How many of the lines contain the string "cuando"? Give the number, with no other words.

═════ Available records ═════

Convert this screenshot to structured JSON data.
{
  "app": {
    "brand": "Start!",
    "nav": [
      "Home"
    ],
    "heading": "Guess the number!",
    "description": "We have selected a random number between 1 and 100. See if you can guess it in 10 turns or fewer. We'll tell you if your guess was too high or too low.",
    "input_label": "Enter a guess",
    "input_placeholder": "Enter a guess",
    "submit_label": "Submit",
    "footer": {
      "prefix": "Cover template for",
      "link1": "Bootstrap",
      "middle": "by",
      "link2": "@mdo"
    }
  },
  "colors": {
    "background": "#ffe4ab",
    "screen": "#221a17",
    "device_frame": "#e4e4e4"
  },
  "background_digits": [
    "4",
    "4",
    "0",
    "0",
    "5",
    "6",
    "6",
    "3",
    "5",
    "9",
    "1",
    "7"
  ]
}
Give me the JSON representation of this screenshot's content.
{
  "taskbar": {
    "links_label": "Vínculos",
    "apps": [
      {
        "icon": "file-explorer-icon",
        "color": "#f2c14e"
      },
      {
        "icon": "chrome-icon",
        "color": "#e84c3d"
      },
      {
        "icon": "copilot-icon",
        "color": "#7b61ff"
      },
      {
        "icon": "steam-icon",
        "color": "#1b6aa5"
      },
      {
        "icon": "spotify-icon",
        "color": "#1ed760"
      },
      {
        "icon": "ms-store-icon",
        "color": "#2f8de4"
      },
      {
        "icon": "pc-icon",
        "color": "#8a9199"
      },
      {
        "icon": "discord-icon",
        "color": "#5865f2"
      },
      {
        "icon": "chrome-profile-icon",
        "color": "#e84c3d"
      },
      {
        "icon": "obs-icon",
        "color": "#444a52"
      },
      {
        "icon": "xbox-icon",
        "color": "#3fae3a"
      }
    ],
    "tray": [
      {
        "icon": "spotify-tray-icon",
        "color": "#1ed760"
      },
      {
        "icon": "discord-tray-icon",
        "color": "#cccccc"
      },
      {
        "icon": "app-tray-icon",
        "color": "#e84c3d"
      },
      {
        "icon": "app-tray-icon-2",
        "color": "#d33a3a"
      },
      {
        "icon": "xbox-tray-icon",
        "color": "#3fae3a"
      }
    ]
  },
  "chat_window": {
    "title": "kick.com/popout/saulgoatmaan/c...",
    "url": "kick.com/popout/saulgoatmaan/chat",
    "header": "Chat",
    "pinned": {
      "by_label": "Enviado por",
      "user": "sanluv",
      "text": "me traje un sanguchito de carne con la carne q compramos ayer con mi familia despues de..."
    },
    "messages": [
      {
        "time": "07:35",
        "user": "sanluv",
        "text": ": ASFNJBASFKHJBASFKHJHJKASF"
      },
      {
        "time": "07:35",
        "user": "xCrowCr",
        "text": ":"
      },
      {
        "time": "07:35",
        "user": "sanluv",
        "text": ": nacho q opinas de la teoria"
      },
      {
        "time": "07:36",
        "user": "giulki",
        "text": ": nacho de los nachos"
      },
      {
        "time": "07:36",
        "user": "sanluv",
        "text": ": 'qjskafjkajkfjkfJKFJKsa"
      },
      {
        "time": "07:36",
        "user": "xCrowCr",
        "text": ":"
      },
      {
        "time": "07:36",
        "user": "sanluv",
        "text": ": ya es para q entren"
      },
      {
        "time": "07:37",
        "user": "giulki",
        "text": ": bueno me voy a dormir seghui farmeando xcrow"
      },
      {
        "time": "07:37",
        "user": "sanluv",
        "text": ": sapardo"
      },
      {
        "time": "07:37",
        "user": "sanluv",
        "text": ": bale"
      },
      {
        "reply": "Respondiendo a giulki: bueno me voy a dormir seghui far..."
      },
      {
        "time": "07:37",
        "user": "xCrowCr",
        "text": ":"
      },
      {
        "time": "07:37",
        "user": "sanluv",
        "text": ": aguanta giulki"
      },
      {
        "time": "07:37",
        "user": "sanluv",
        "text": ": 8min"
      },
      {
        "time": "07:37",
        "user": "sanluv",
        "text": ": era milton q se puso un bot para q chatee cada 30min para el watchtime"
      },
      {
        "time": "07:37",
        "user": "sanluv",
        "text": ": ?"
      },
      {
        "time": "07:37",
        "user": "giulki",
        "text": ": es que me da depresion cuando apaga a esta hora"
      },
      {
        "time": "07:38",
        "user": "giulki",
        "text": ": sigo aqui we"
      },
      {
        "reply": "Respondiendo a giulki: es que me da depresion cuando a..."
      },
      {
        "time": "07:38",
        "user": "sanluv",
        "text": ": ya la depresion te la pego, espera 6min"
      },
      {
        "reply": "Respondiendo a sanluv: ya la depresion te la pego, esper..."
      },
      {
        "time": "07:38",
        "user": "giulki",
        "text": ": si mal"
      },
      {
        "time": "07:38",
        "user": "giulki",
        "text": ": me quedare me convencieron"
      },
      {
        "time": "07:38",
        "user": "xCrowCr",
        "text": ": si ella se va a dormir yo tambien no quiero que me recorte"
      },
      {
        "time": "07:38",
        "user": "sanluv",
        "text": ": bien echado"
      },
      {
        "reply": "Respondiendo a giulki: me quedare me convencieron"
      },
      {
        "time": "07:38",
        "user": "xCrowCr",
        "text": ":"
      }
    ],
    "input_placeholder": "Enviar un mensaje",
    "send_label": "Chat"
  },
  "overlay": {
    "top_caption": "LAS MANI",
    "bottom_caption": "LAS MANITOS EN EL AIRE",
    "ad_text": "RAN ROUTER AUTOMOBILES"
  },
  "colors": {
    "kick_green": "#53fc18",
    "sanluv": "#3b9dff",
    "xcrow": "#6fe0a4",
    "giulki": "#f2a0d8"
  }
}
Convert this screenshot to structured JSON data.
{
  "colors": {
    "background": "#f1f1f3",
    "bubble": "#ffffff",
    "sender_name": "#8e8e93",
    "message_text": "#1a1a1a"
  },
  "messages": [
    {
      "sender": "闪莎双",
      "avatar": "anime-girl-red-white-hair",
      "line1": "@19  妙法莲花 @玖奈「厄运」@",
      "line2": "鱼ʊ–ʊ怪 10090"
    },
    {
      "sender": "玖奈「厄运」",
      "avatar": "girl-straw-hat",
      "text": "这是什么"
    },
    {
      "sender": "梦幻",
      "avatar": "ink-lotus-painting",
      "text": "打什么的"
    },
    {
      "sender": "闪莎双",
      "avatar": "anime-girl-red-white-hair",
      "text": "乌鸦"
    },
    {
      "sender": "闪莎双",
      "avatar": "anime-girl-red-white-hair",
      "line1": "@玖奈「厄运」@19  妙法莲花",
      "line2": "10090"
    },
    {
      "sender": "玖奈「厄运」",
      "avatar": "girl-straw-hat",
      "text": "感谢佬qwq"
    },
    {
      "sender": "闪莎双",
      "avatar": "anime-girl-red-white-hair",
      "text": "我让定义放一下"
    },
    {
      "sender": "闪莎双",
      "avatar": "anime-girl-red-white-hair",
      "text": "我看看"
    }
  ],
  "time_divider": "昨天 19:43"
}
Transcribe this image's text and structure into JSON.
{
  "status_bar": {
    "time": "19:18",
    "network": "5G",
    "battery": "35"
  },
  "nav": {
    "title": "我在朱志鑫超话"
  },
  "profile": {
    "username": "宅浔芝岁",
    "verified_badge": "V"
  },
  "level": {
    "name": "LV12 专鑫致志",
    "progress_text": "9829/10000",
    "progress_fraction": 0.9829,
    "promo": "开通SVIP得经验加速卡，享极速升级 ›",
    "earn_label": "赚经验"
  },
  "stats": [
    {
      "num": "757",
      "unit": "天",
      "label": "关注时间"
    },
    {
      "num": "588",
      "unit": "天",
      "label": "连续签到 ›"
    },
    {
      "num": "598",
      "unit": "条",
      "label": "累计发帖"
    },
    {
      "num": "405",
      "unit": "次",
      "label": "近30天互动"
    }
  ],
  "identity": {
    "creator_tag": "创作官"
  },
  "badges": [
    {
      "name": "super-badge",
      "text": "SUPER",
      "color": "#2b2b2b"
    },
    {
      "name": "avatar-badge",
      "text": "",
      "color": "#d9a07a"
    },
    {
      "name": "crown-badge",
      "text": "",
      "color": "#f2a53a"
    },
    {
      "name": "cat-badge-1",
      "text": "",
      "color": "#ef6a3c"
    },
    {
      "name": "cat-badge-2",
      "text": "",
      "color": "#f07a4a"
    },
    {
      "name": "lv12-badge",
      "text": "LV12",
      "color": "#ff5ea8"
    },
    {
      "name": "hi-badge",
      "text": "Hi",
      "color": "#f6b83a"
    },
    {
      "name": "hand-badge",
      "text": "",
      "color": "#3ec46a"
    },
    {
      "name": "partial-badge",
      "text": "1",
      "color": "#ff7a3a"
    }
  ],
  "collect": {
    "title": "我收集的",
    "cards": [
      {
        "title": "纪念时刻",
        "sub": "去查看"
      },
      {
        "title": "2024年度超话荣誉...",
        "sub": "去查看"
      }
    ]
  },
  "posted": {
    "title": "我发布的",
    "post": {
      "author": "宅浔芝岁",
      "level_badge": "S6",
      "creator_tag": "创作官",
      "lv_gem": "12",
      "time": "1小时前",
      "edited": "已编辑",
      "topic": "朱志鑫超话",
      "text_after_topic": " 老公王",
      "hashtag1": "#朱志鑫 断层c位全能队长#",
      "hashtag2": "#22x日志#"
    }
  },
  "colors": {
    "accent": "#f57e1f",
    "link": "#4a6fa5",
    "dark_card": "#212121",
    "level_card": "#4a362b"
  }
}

═════

# Worked solution
2